--- START OF RECORDS SUPPLIED ---

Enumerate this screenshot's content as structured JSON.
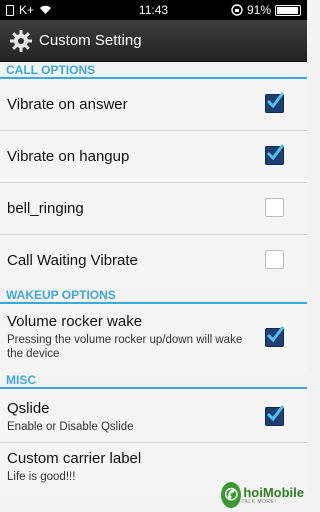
{
  "status": {
    "carrier": "K+",
    "time": "11:43",
    "battery": "91%"
  },
  "app": {
    "title": "Custom Setting"
  },
  "sections": [
    {
      "header": "CALL OPTIONS",
      "items": [
        {
          "label": "Vibrate on answer",
          "checked": true
        },
        {
          "label": "Vibrate on hangup",
          "checked": true
        },
        {
          "label": "bell_ringing",
          "checked": false
        },
        {
          "label": "Call Waiting Vibrate",
          "checked": false
        }
      ]
    },
    {
      "header": "WAKEUP OPTIONS",
      "items": [
        {
          "label": "Volume rocker wake",
          "summary": "Pressing the volume rocker up/down will wake the device",
          "checked": true
        }
      ]
    },
    {
      "header": "MISC",
      "items": [
        {
          "label": "Qslide",
          "summary": "Enable or Disable Qslide",
          "checked": true
        },
        {
          "label": "Custom carrier label",
          "summary": "Life is good!!!"
        }
      ]
    }
  ],
  "watermark": {
    "brand": "hoiMobile",
    "tagline": "TALK MORE!"
  },
  "colors": {
    "accent": "#3ea9d8",
    "actionbar": "#2a2a2a",
    "checkbox_checked": "#1f3f74"
  }
}
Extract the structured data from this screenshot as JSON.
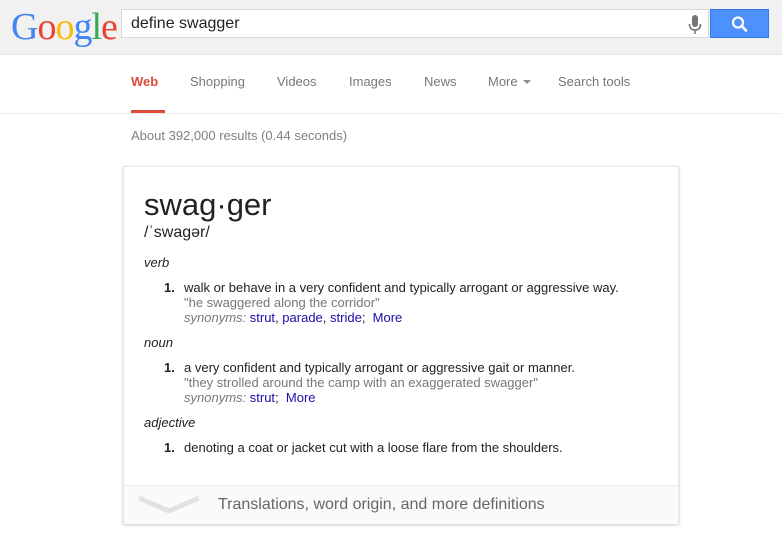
{
  "header": {
    "logo_text": "Google",
    "search_value": "define swagger",
    "colors": {
      "blue": "#4285f4",
      "red": "#ea4335",
      "yellow": "#fbbc05",
      "green": "#34a853",
      "search_button": "#4d90fe"
    }
  },
  "nav": {
    "tabs": [
      {
        "label": "Web",
        "active": true
      },
      {
        "label": "Shopping"
      },
      {
        "label": "Videos"
      },
      {
        "label": "Images"
      },
      {
        "label": "News"
      },
      {
        "label": "More"
      },
      {
        "label": "Search tools"
      }
    ]
  },
  "results": {
    "stats": "About 392,000 results (0.44 seconds)"
  },
  "definition": {
    "word": "swag·ger",
    "pronunciation": "/ˈswagər/",
    "senses": [
      {
        "pos": "verb",
        "number": "1.",
        "definition": "walk or behave in a very confident and typically arrogant or aggressive way.",
        "example": "\"he swaggered along the corridor\"",
        "synonyms_label": "synonyms:",
        "synonyms": [
          "strut",
          "parade",
          "stride"
        ],
        "more": "More"
      },
      {
        "pos": "noun",
        "number": "1.",
        "definition": "a very confident and typically arrogant or aggressive gait or manner.",
        "example": "\"they strolled around the camp with an exaggerated swagger\"",
        "synonyms_label": "synonyms:",
        "synonyms": [
          "strut"
        ],
        "more": "More"
      },
      {
        "pos": "adjective",
        "number": "1.",
        "definition": "denoting a coat or jacket cut with a loose flare from the shoulders."
      }
    ],
    "more_definitions": "Translations, word origin, and more definitions"
  }
}
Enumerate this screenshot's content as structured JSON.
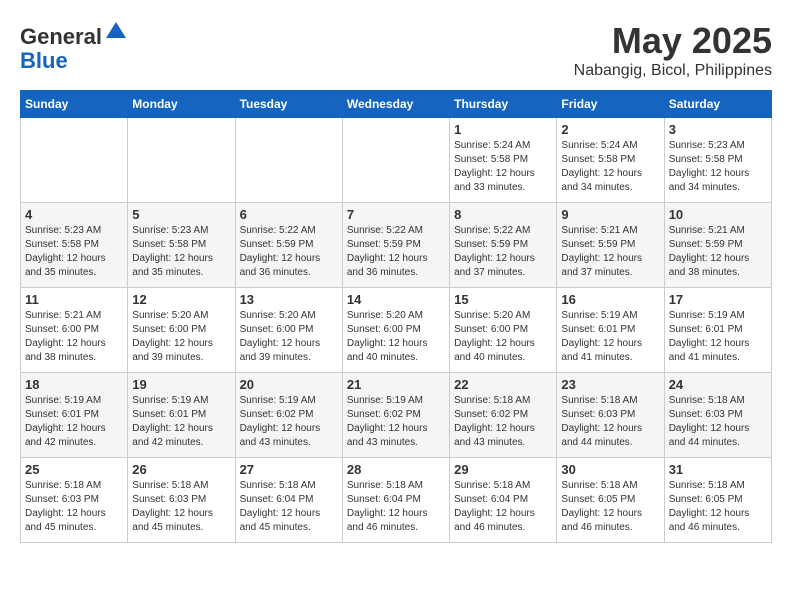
{
  "logo": {
    "general": "General",
    "blue": "Blue"
  },
  "title": "May 2025",
  "subtitle": "Nabangig, Bicol, Philippines",
  "headers": [
    "Sunday",
    "Monday",
    "Tuesday",
    "Wednesday",
    "Thursday",
    "Friday",
    "Saturday"
  ],
  "weeks": [
    [
      {
        "day": "",
        "info": ""
      },
      {
        "day": "",
        "info": ""
      },
      {
        "day": "",
        "info": ""
      },
      {
        "day": "",
        "info": ""
      },
      {
        "day": "1",
        "info": "Sunrise: 5:24 AM\nSunset: 5:58 PM\nDaylight: 12 hours\nand 33 minutes."
      },
      {
        "day": "2",
        "info": "Sunrise: 5:24 AM\nSunset: 5:58 PM\nDaylight: 12 hours\nand 34 minutes."
      },
      {
        "day": "3",
        "info": "Sunrise: 5:23 AM\nSunset: 5:58 PM\nDaylight: 12 hours\nand 34 minutes."
      }
    ],
    [
      {
        "day": "4",
        "info": "Sunrise: 5:23 AM\nSunset: 5:58 PM\nDaylight: 12 hours\nand 35 minutes."
      },
      {
        "day": "5",
        "info": "Sunrise: 5:23 AM\nSunset: 5:58 PM\nDaylight: 12 hours\nand 35 minutes."
      },
      {
        "day": "6",
        "info": "Sunrise: 5:22 AM\nSunset: 5:59 PM\nDaylight: 12 hours\nand 36 minutes."
      },
      {
        "day": "7",
        "info": "Sunrise: 5:22 AM\nSunset: 5:59 PM\nDaylight: 12 hours\nand 36 minutes."
      },
      {
        "day": "8",
        "info": "Sunrise: 5:22 AM\nSunset: 5:59 PM\nDaylight: 12 hours\nand 37 minutes."
      },
      {
        "day": "9",
        "info": "Sunrise: 5:21 AM\nSunset: 5:59 PM\nDaylight: 12 hours\nand 37 minutes."
      },
      {
        "day": "10",
        "info": "Sunrise: 5:21 AM\nSunset: 5:59 PM\nDaylight: 12 hours\nand 38 minutes."
      }
    ],
    [
      {
        "day": "11",
        "info": "Sunrise: 5:21 AM\nSunset: 6:00 PM\nDaylight: 12 hours\nand 38 minutes."
      },
      {
        "day": "12",
        "info": "Sunrise: 5:20 AM\nSunset: 6:00 PM\nDaylight: 12 hours\nand 39 minutes."
      },
      {
        "day": "13",
        "info": "Sunrise: 5:20 AM\nSunset: 6:00 PM\nDaylight: 12 hours\nand 39 minutes."
      },
      {
        "day": "14",
        "info": "Sunrise: 5:20 AM\nSunset: 6:00 PM\nDaylight: 12 hours\nand 40 minutes."
      },
      {
        "day": "15",
        "info": "Sunrise: 5:20 AM\nSunset: 6:00 PM\nDaylight: 12 hours\nand 40 minutes."
      },
      {
        "day": "16",
        "info": "Sunrise: 5:19 AM\nSunset: 6:01 PM\nDaylight: 12 hours\nand 41 minutes."
      },
      {
        "day": "17",
        "info": "Sunrise: 5:19 AM\nSunset: 6:01 PM\nDaylight: 12 hours\nand 41 minutes."
      }
    ],
    [
      {
        "day": "18",
        "info": "Sunrise: 5:19 AM\nSunset: 6:01 PM\nDaylight: 12 hours\nand 42 minutes."
      },
      {
        "day": "19",
        "info": "Sunrise: 5:19 AM\nSunset: 6:01 PM\nDaylight: 12 hours\nand 42 minutes."
      },
      {
        "day": "20",
        "info": "Sunrise: 5:19 AM\nSunset: 6:02 PM\nDaylight: 12 hours\nand 43 minutes."
      },
      {
        "day": "21",
        "info": "Sunrise: 5:19 AM\nSunset: 6:02 PM\nDaylight: 12 hours\nand 43 minutes."
      },
      {
        "day": "22",
        "info": "Sunrise: 5:18 AM\nSunset: 6:02 PM\nDaylight: 12 hours\nand 43 minutes."
      },
      {
        "day": "23",
        "info": "Sunrise: 5:18 AM\nSunset: 6:03 PM\nDaylight: 12 hours\nand 44 minutes."
      },
      {
        "day": "24",
        "info": "Sunrise: 5:18 AM\nSunset: 6:03 PM\nDaylight: 12 hours\nand 44 minutes."
      }
    ],
    [
      {
        "day": "25",
        "info": "Sunrise: 5:18 AM\nSunset: 6:03 PM\nDaylight: 12 hours\nand 45 minutes."
      },
      {
        "day": "26",
        "info": "Sunrise: 5:18 AM\nSunset: 6:03 PM\nDaylight: 12 hours\nand 45 minutes."
      },
      {
        "day": "27",
        "info": "Sunrise: 5:18 AM\nSunset: 6:04 PM\nDaylight: 12 hours\nand 45 minutes."
      },
      {
        "day": "28",
        "info": "Sunrise: 5:18 AM\nSunset: 6:04 PM\nDaylight: 12 hours\nand 46 minutes."
      },
      {
        "day": "29",
        "info": "Sunrise: 5:18 AM\nSunset: 6:04 PM\nDaylight: 12 hours\nand 46 minutes."
      },
      {
        "day": "30",
        "info": "Sunrise: 5:18 AM\nSunset: 6:05 PM\nDaylight: 12 hours\nand 46 minutes."
      },
      {
        "day": "31",
        "info": "Sunrise: 5:18 AM\nSunset: 6:05 PM\nDaylight: 12 hours\nand 46 minutes."
      }
    ]
  ]
}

--- END OF RECORDS SUPPLIED ---

** WORK INSTRUCTIONS **
Copy every single line of the material above that holds "Qslide".

** TASK OUTPUT **
          "label": "Qslide",
          "summary": "Enable or Disable Qslide",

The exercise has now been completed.